■ **WHAT YOU WILL DO**: Take each line that has the word "Срок" and return it.

■ **DATA SHOWN**:
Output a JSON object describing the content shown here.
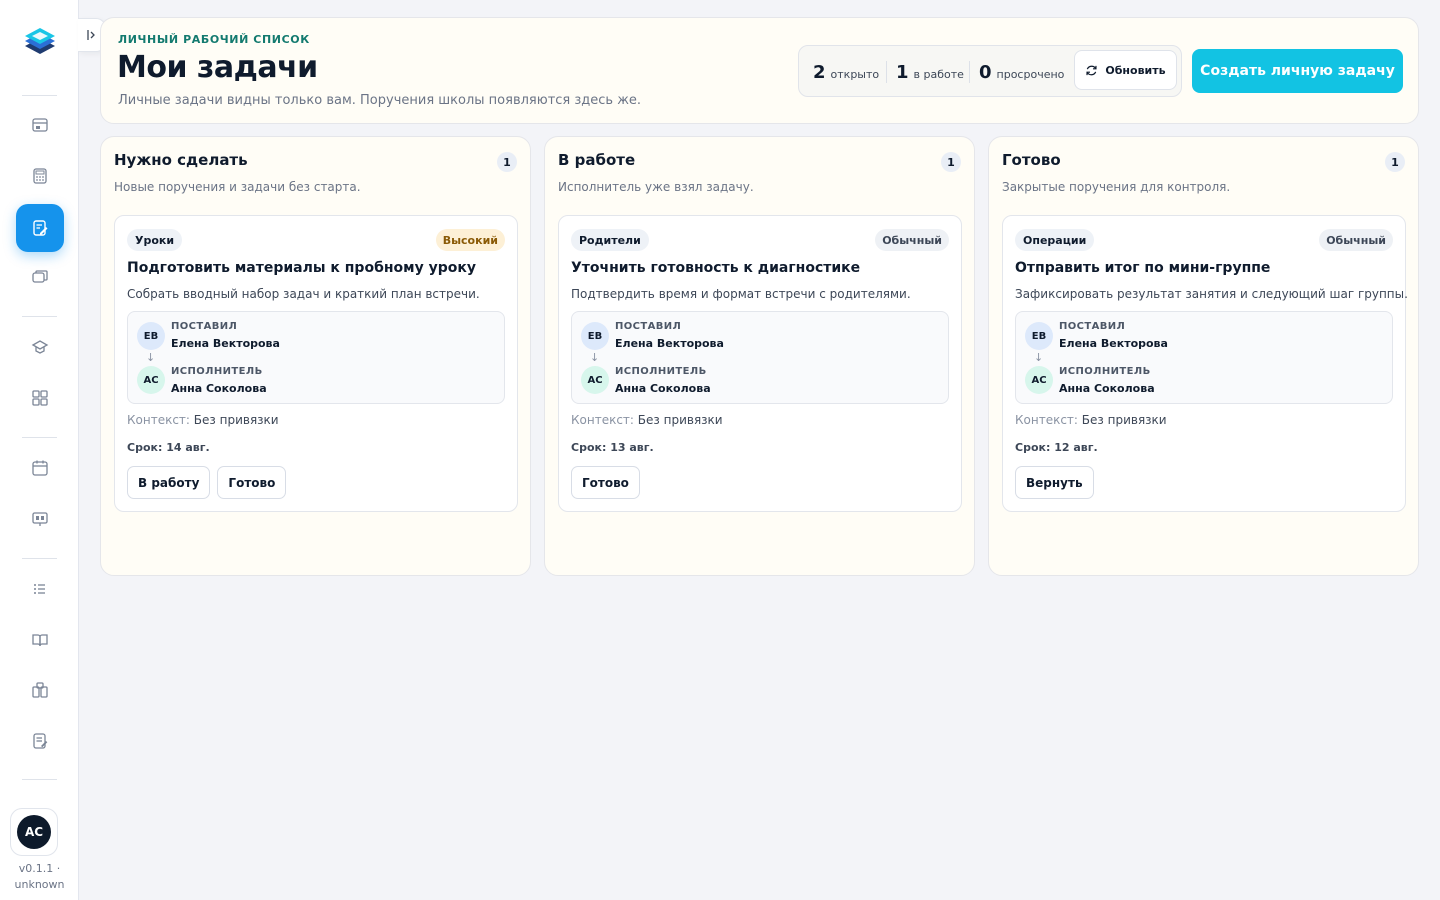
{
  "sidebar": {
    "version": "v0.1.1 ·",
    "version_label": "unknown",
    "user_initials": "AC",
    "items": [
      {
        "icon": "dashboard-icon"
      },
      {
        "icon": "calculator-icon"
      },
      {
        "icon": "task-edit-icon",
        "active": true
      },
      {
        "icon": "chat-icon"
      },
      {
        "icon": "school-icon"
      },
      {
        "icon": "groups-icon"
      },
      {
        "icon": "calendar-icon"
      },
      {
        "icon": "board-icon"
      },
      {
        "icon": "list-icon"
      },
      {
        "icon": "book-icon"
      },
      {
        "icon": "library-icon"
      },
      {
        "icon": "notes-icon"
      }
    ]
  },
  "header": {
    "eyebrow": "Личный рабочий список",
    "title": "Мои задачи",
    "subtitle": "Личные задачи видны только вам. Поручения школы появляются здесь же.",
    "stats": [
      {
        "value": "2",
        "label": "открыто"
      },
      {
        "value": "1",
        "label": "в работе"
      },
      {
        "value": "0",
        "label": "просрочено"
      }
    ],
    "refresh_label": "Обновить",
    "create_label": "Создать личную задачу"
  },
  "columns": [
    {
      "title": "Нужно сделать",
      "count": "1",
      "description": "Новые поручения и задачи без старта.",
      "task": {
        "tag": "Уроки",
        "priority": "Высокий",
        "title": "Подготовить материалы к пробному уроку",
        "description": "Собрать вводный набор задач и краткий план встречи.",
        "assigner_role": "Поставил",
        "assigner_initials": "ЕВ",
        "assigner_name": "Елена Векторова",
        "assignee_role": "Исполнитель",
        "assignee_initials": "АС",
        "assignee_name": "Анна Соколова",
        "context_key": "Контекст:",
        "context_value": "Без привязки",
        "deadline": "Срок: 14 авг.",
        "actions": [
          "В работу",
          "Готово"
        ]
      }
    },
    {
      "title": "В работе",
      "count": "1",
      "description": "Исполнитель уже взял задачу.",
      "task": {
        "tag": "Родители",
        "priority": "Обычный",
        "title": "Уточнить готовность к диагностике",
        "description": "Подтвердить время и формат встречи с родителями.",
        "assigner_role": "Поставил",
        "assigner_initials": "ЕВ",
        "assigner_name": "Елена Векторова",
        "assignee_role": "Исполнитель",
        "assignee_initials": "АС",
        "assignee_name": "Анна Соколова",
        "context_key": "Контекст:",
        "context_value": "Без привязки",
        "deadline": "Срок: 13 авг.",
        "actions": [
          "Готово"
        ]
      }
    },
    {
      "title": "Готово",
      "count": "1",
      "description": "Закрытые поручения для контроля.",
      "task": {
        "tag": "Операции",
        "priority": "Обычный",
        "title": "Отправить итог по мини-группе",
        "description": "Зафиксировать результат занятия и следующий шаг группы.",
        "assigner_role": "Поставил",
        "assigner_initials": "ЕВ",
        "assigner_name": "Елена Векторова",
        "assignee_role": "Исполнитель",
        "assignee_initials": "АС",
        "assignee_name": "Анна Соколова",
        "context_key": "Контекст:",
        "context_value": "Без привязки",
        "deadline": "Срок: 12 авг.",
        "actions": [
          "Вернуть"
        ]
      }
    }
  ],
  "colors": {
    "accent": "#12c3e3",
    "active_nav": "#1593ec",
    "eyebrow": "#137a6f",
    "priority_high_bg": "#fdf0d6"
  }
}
* * *
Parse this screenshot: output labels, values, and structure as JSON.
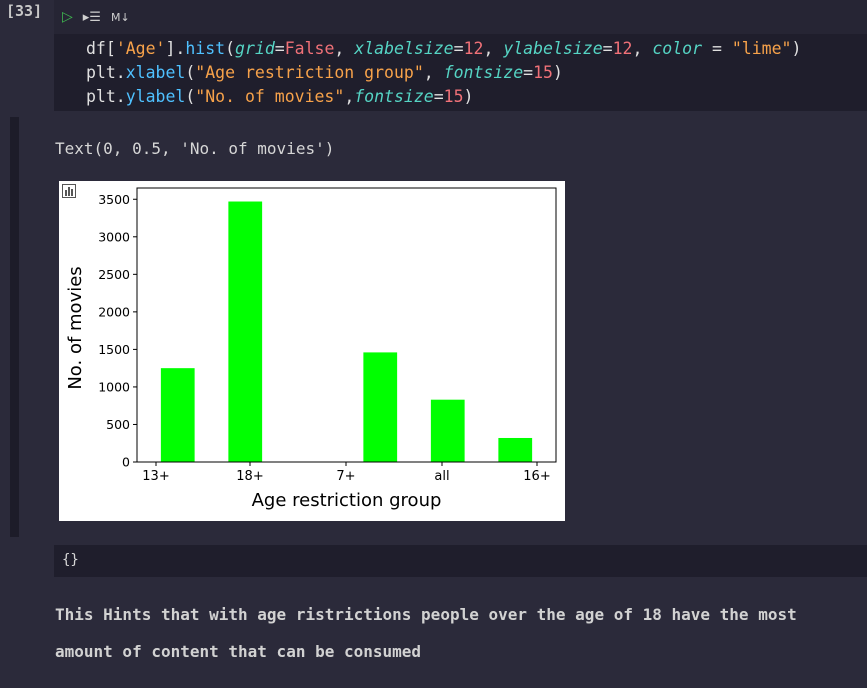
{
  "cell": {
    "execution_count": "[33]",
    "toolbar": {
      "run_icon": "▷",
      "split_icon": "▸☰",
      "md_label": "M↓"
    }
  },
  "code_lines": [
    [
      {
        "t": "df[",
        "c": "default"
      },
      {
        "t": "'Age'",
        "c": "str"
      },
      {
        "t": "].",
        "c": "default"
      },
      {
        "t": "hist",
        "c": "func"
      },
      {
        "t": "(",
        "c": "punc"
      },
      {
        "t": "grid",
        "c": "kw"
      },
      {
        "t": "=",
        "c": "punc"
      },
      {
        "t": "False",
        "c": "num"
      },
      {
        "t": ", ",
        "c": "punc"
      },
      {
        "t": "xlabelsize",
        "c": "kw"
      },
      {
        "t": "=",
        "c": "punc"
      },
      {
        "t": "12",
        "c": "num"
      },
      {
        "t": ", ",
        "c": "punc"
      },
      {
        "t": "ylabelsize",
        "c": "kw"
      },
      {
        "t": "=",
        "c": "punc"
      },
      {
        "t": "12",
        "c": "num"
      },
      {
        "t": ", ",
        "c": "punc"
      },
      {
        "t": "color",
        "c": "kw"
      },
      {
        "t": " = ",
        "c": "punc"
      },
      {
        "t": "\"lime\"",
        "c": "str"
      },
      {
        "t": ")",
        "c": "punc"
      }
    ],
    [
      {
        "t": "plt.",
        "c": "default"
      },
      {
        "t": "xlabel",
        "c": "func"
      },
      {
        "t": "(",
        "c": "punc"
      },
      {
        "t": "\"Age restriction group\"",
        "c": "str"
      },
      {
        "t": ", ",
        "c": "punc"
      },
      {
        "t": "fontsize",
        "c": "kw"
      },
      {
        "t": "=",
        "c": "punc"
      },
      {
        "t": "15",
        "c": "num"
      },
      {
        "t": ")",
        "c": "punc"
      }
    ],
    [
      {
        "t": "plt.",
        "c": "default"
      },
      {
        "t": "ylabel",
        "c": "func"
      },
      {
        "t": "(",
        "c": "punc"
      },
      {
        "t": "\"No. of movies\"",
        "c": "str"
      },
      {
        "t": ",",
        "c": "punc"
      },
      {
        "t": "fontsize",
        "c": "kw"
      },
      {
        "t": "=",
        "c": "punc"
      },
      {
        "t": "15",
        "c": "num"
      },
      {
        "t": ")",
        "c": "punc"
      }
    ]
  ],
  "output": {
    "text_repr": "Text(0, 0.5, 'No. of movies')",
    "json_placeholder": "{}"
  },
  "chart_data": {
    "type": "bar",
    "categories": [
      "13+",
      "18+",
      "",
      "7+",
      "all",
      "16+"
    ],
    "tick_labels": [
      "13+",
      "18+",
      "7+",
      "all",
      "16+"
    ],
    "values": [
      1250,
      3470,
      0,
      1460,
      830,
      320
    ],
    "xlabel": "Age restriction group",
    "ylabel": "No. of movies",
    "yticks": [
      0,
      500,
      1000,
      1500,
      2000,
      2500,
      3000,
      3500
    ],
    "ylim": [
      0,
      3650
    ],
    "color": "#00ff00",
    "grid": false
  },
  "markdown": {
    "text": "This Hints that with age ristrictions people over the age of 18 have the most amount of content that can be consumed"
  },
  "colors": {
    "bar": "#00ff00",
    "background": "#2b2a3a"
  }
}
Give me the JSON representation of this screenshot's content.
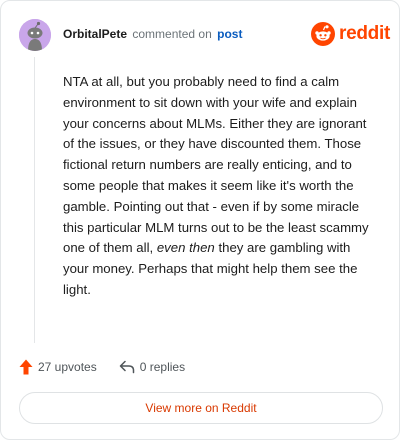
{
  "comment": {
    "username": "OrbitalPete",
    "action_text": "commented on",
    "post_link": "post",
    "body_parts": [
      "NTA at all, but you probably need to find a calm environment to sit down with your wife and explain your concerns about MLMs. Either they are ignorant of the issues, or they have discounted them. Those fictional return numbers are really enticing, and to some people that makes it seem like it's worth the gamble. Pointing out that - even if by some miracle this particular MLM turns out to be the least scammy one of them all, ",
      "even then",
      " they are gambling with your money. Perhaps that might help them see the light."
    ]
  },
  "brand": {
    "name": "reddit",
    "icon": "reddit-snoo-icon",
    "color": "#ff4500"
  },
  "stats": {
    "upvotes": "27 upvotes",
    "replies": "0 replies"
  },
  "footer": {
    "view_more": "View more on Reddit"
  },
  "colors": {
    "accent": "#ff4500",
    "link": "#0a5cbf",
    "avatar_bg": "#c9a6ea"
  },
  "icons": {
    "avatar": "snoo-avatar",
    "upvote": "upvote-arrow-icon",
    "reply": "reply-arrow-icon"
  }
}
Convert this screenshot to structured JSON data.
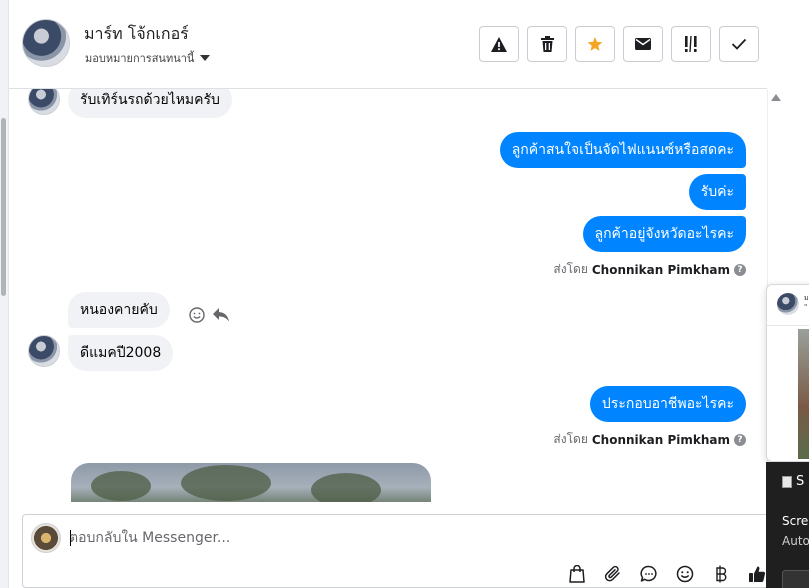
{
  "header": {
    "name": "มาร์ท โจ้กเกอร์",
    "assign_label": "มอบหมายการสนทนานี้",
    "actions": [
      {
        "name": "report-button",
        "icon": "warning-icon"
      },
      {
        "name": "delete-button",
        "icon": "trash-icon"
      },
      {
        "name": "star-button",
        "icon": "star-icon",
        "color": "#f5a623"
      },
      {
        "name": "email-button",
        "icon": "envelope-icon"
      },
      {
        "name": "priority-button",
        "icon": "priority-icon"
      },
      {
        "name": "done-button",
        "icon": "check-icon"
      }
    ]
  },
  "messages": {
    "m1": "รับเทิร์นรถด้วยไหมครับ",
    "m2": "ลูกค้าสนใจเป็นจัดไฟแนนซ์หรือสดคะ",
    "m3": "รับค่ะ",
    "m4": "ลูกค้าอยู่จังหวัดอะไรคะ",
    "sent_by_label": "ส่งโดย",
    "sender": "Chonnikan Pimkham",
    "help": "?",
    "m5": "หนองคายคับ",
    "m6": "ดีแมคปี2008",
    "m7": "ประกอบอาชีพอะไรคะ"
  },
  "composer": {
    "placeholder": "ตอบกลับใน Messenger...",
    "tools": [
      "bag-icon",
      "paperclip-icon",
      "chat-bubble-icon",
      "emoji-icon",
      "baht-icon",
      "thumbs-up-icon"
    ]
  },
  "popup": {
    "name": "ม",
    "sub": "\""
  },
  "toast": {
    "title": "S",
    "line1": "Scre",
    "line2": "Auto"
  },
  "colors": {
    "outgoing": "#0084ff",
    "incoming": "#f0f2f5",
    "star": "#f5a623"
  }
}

■ **FULL SOLUTION**:
        "deadline": "Срок: 14 авг.",
        "deadline": "Срок: 13 авг.",
        "deadline": "Срок: 12 авг.",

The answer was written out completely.